# Work to be completed
Identify and copy all lines of the material where the string "ADE의" is found.

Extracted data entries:
###

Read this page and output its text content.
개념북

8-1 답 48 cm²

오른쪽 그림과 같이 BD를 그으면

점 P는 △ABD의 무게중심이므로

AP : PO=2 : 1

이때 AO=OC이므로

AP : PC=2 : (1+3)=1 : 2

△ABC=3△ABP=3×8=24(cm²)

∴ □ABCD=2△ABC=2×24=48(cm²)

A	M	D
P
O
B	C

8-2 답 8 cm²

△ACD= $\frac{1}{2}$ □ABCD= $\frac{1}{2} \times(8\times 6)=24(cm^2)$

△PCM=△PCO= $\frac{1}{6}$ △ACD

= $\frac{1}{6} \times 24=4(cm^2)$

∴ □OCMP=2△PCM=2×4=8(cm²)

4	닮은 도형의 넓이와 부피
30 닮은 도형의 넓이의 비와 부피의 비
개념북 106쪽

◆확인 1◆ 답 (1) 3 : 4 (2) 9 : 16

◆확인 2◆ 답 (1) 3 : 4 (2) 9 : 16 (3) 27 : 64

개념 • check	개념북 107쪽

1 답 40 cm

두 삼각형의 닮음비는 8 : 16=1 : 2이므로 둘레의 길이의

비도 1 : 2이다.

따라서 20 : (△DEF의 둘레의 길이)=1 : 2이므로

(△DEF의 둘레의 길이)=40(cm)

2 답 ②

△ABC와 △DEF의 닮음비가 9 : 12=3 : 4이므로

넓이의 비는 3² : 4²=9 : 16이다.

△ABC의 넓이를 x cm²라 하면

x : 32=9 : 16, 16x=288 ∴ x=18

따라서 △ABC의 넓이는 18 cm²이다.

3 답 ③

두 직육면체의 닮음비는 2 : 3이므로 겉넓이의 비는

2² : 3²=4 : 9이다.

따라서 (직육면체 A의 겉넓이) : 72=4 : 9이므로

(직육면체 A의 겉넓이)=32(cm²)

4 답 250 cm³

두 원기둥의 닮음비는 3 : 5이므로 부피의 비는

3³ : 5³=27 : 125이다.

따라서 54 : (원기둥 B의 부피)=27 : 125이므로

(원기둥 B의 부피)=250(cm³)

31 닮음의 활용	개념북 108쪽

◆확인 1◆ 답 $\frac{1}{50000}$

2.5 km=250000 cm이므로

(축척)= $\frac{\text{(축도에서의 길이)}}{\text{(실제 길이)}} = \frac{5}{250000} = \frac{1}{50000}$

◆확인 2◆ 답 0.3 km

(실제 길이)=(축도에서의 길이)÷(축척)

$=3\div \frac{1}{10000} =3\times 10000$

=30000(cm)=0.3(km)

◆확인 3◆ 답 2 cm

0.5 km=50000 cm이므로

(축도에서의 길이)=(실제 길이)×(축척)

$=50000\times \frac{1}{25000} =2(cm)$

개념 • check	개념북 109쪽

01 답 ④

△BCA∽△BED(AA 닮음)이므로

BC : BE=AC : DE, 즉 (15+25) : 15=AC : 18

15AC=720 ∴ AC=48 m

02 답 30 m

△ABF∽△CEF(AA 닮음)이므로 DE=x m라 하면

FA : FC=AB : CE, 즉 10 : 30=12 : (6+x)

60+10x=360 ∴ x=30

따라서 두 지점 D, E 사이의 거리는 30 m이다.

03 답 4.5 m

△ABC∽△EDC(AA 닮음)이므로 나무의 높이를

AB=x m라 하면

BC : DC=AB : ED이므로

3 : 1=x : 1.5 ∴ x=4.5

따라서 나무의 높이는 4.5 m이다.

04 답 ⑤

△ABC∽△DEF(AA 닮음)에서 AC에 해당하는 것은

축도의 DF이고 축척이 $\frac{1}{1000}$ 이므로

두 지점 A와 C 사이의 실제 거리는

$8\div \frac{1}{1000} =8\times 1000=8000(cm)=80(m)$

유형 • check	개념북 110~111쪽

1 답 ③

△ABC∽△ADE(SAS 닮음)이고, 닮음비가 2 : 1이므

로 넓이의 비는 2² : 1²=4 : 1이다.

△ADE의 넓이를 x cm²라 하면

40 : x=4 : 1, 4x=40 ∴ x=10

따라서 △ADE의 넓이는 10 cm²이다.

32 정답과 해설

###

# Task result
△ADE의 넓이를 x cm²라 하면
따라서 △ADE의 넓이는 10 cm²이다.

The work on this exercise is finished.